● Exercise task A
According to the article on sustainable business practices, what percentage of shoppers want carbon neutral deliveries?
● Exercise task B
Please carry on the article on sustainable business practices from its final sentence.

● Text excerpt
▼▼▼

Every brand, no matter its size or purpose, has a responsibility to effect positive environmental change. As a small business, you might think you don’t have the presence to make an impact, but if there’s one thing the last year has taught us it’s that all our actions count when the world is at risk.
Even the smallest change contributes to the greater good - and what’s more, sustainability is a growing priority for today's consumer.
Here’s three simple steps every business can take towards a more sustainable practice:
Consumer behaviour is constantly evolving, and in the aftermath of multiple lockdowns, it’s safe to say that the convenience of eCommerce has been wholly embraced. That’s great news for brands that operate in this space, but for the planet, increased deliveries mean increased carbon emissions.
This fact is not lost on shoppers, with surveys showing 73% of them want carbon neutral deliveries. Thankfully, companies like DHL and DPD offer just that, tracking the carbon footprint of each, lowering wherever possible, and offsetting remaining emissions by contributing to climate protection projects.
If you have the scope, you could offset your own emissions by tracking them yourself and funding a project of your choice - maybe even adding a voluntary offsetting charge to each customer purchase. A lot of consumers will be more than happy to contribute, and they’ll think more highly of you for your efforts.
One of the easiest ways to introduce more sustainable practices is to reduce waste by using recyclable or biodegradable packaging. This is another top priority for the consumer, with 82% saying they want product packaging made from recyclable materials.
But it’s not enough to just make the switch. For full effect you also need to educate the customer. Give clear instructions on how to dispose of packaging correctly, or better yet, encourage them to reuse it for whatever purpose might suit. A fantastic example of a company who utilise sustainable packaging would be everdrop.
We all know about the plastic waste crisis and the detrimental effects of fast fashion. It might not be as simple a practice to implement as the suggestions above, but the more brands that source low impact materials the better.
In the first case, it’s important to know what the environmental impact of your production is, so start with an audit. Then move on to exploring alternative, sustainable options. If you’re in the fashion industry, there’s no shortage of choices - linen, hemp, lyocell, sustainably sourced animal fabrics - they might be more expensive than non-organic cotton, but the more businesses that invest in these materials, the more accessible they’ll become.
For a little inspiration, here’s a look at some champions of sustainable business:
SHO is a brand committed to cutting out single-use plastics by offering a high quality alternative. Their range of reusable flasks, travel mugs and water bottles are designed to be convenient and aesthetically pleasing, encouraging consumers to ditch the take out coffee cups and bottled drinks.
We want every human on planet earth choosing to use reusable products rather than single-use items.
Founder of SHO
They also take their ethical business further by donating a proportion of their annual profits to Mary’s Meals, a charity that helps feed and educate children in need.
Apéro is an ethical fashion brand with an outstanding commitment to sustainability. They focus on timeless fashion rather than cheap, wear once and throw away design. They also source natural fibre fabrics like linen, and have recently committed to using 100% recyclable cotton in place of normal cotton, reducing their water and energy consumption.
With fashion being one of the biggest contributors to landfill, I believe it’s our responsibility to spearhead sustainability and responsible consumerism.
Laz Smith, Co-founder
The brand constantly reassess materials, logistics and other processes, also swapping out traditional plastic mailers for 100% compostable, reusable, zero waste packaging.

▲▲▲

● Data lines
▼▼▼

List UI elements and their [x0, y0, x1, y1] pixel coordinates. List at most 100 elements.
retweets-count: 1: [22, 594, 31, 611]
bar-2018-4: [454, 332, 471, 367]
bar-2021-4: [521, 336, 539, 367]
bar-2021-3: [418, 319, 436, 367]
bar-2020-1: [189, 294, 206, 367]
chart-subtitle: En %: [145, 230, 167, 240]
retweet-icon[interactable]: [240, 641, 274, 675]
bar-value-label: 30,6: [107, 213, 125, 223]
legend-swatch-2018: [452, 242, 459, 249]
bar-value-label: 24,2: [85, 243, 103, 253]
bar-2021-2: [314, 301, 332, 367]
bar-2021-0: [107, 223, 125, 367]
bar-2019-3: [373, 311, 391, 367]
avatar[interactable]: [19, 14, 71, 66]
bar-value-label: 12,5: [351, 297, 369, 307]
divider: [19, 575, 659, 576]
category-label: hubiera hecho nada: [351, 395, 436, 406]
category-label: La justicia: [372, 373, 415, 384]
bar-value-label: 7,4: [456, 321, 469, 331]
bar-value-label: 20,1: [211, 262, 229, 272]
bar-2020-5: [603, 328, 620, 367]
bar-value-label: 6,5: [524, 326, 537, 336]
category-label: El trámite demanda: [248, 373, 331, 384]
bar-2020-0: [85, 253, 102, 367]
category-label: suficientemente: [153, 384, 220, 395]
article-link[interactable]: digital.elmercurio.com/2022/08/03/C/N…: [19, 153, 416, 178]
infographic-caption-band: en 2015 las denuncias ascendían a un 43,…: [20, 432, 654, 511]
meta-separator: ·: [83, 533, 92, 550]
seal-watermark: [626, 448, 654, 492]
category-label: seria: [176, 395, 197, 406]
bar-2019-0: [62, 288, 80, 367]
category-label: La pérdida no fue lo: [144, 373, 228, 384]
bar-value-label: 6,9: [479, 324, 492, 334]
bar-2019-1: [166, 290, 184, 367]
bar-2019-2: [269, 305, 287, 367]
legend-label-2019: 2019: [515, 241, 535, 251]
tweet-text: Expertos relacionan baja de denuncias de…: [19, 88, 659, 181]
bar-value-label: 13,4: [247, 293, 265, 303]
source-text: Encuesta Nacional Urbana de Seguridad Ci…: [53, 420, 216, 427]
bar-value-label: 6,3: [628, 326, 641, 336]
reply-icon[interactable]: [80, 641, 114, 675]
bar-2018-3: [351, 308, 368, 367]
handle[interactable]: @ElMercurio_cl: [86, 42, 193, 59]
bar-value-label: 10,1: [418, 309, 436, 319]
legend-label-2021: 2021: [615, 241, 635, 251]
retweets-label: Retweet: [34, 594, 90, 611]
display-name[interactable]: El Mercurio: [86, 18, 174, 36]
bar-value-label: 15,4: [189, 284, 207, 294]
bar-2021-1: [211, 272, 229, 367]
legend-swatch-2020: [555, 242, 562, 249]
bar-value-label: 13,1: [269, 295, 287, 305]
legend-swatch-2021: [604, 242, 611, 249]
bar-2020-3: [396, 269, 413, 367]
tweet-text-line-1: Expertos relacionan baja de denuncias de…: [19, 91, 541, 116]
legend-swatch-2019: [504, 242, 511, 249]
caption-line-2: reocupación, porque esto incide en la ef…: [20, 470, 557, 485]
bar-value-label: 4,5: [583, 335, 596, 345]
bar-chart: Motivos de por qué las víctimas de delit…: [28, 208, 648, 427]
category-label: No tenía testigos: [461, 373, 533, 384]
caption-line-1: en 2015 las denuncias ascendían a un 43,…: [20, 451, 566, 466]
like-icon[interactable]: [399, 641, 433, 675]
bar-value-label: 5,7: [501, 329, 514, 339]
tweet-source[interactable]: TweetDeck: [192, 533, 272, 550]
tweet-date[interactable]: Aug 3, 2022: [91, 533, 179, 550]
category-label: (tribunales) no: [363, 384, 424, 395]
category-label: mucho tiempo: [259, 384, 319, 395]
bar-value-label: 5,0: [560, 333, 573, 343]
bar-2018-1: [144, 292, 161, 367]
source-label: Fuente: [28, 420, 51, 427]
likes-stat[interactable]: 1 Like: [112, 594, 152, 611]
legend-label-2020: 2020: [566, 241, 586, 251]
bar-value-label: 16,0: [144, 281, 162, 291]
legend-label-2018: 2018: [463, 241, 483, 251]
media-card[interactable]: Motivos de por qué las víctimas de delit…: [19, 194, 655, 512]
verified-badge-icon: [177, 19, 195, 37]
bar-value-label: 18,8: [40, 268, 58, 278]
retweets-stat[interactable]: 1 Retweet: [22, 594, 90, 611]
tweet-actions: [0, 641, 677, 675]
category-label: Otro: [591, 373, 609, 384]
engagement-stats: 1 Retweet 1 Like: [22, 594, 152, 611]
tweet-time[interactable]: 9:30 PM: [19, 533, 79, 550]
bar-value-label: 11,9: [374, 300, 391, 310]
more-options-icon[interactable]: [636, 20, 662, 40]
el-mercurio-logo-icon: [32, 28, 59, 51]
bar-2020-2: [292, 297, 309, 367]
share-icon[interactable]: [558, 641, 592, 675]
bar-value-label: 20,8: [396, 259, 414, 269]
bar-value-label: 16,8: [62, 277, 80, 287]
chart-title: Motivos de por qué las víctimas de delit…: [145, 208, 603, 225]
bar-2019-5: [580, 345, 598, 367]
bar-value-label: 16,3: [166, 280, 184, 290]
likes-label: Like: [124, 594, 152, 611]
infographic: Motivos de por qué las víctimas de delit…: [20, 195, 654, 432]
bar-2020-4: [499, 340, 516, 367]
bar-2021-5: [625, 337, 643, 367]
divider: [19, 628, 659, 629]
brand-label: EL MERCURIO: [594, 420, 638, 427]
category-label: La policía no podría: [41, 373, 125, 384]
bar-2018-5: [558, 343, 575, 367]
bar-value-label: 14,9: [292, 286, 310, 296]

▲▲▲

● Reply A
73%

● Reply B
These moves have not come without cost, but it’s something they see as their duty. With a loyal customer base built through the Apéro Spritz club, they now work to educate consumers on the importance of sustainable purchase decisions.
It’s not cheap to invest in sustainability as a brand, however we have seen a huge impact in the behaviours of our customers towards being more mindful in their purchasing process when shopping with us, and hopefully in general.
- Laz Smith, Co-founder
The Non Plastic Beach ethos is to reduce plastic pollution by helping consumers remove one single use plastic item from their lives at a time. Their product range features everything from toothpaste tablets to compostable coffee filters, all of which are selected for their effectiveness, affordability and sustainability.
The stigma to sustainable products is if it doesn’t work as well or the same as your existing product then why would you switch. It's powerful for us as a brand for customers to read positive reviews for products. Having non-sponsored influencer endorsement has left good reviews of shampoos, customers see these and look up to it knowing it works for them etc they want the same.
- Gareth Dean, Co-founder
Non Plastic Beach
Their mission is to make a plastic free life more accessible for everyone by sourcing alternatives of the greatest value. In doing so, they take care not to shift the problem elsewhere, looking for additional sustainability benefits in all products sourced.
A brand selling uniquely crafted natural home furnishings, Maine Furniture adopt strict sustainability practices. All materials used come from ethical and sustainable sources, and they put reforestation at the heart of their supply chain, only buying from factories that operate under strict timber licensing.
In addition, their mantra is ‘Buy One, Plant One’ - for every piece of wooden furniture purchased a tree is planted, helping to restore vulnerable, critical forest ecosystems around the world.
Propelling cycling forward and using off cuts to create a new range that tackles sustainability and a no waste culture.
Consumers are looking to play their part by making more eco-friendly purchase decisions. Brands that intend to see continued growth need to appeal to this shift in behaviour and make sustainability a priority.
But more importantly, it’s what our planet needs. It needs us to remove harmful materials from our lives. It needs us to stop sending waste to landfill. And it needs us to lower carbon emissions. Be part of the change to fix the problems we’ve created - both your business and future generations will profit from your efforts.